» **Description of the task**: Each line containing the word "content" must be collected.

Extracted data entries:
☆ ☆ ☆ ☆
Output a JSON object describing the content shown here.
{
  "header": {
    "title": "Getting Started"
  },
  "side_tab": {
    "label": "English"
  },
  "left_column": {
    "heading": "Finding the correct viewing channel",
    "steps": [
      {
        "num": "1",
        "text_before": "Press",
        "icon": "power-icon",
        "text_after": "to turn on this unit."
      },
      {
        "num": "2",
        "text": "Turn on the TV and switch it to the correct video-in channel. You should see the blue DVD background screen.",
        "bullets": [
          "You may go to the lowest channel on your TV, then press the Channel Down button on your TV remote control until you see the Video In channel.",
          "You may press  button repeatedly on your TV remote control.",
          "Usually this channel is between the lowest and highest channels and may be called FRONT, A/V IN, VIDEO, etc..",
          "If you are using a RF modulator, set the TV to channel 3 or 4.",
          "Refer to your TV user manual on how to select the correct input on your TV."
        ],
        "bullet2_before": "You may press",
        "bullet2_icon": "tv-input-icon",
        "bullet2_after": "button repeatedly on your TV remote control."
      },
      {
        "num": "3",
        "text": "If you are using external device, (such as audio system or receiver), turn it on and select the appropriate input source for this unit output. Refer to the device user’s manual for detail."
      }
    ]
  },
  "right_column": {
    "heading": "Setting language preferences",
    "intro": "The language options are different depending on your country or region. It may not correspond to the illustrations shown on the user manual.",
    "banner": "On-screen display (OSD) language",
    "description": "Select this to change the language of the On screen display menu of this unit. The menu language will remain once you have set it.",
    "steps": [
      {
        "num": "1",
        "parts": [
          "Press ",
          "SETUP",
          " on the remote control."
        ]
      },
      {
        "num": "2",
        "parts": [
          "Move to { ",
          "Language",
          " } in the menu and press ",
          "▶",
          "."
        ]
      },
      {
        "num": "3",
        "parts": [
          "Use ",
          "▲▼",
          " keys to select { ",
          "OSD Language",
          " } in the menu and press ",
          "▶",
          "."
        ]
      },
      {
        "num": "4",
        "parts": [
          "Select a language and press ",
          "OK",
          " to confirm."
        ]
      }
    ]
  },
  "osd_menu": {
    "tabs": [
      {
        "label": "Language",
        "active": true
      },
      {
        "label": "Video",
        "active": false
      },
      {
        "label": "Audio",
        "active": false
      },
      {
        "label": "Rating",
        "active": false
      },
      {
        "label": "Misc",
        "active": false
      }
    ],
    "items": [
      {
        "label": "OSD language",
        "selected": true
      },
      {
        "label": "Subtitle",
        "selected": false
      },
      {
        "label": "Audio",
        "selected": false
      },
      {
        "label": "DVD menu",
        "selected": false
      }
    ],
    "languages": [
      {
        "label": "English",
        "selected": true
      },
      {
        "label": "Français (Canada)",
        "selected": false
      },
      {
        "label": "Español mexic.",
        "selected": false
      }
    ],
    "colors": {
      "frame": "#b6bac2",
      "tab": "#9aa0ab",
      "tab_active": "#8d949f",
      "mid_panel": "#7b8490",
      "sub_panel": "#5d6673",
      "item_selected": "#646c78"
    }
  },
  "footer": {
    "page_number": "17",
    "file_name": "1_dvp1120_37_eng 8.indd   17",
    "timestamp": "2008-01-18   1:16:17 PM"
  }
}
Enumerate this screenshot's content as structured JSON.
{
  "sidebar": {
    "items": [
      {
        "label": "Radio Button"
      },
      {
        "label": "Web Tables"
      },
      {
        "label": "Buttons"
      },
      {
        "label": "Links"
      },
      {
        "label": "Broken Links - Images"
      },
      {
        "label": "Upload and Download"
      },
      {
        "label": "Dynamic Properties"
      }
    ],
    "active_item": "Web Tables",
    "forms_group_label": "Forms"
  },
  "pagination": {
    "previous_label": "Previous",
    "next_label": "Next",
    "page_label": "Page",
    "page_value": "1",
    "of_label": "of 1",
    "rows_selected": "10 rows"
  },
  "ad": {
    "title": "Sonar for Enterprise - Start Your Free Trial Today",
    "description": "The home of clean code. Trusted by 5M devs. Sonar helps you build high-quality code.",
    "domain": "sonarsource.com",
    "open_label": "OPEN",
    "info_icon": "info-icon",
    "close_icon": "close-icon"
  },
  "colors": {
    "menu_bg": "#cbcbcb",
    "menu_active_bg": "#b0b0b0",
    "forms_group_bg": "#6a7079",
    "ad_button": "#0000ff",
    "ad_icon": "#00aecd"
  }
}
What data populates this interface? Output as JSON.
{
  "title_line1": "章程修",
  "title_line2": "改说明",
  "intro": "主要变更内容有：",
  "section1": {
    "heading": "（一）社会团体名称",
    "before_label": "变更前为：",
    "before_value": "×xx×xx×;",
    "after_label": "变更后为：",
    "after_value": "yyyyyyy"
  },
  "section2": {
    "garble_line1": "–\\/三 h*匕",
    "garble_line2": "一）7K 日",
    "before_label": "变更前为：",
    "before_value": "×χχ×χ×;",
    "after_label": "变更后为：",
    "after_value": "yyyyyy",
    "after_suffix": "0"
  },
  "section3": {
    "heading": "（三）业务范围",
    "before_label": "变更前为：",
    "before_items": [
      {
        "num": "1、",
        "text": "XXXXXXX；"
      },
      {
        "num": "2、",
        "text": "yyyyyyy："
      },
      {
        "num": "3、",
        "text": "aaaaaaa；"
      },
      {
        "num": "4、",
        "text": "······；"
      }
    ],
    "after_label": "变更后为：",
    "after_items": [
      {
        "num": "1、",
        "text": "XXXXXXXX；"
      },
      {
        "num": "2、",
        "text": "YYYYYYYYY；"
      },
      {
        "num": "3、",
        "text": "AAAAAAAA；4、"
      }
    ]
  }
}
☆ ☆ ☆ ☆
» **Answer to this problem**:
Output a JSON object describing the content shown here.
Enumerate this screenshot's content as structured JSON.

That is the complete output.